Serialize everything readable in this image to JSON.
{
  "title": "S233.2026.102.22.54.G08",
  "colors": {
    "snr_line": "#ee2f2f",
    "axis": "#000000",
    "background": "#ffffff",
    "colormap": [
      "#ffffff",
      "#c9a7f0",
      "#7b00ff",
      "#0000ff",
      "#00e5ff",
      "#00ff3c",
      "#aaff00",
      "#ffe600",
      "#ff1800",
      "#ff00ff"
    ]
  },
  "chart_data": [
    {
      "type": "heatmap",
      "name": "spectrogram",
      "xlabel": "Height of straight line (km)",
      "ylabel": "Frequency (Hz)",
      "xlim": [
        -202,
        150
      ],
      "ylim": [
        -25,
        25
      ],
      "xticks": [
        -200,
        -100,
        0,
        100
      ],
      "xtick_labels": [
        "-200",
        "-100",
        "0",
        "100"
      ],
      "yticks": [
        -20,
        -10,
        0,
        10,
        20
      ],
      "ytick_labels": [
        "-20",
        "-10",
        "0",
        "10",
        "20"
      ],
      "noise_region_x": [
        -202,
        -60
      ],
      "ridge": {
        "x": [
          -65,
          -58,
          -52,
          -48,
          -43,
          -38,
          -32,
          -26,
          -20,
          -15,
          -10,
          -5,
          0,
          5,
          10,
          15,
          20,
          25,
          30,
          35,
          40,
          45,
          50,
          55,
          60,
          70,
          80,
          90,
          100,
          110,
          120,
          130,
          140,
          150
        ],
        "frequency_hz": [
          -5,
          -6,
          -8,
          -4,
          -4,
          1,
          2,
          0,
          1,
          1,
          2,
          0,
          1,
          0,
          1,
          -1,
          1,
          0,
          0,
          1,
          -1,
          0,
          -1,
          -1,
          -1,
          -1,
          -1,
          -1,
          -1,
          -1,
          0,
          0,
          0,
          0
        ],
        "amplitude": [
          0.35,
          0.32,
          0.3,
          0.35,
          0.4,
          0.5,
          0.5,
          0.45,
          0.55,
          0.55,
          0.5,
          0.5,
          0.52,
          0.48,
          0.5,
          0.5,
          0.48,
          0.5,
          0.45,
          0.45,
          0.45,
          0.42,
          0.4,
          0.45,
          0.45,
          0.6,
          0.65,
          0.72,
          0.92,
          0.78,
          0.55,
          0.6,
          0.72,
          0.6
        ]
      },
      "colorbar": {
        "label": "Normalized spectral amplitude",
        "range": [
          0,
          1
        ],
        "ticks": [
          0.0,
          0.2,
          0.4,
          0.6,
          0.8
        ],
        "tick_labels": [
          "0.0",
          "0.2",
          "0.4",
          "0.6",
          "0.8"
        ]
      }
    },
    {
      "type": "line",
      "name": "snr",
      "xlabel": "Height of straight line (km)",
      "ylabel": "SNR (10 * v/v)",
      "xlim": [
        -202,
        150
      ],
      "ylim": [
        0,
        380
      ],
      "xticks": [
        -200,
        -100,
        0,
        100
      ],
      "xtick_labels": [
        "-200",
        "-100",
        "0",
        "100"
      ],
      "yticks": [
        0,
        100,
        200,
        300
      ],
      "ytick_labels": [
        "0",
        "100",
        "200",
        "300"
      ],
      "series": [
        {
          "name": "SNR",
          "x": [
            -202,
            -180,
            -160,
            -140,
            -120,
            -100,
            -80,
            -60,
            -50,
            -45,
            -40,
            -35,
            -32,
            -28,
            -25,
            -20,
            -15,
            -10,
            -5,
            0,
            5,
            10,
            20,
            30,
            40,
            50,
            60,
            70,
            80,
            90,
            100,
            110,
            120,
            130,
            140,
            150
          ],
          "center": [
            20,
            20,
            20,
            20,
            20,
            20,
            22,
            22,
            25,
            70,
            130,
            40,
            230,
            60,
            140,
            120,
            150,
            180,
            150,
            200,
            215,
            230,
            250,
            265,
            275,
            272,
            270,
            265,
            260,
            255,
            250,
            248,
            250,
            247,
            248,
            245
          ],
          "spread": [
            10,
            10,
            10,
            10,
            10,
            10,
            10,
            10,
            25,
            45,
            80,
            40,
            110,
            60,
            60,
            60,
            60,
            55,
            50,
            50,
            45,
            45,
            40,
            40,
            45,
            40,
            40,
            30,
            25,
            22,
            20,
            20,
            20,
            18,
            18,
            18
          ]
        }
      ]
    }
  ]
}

▶ _Task description_
Read the entries and select each line where the word "ylabel" is found.

▶ _Solution_
      "ylabel": "Frequency (Hz)",
      "ylabel": "SNR (10 * v/v)",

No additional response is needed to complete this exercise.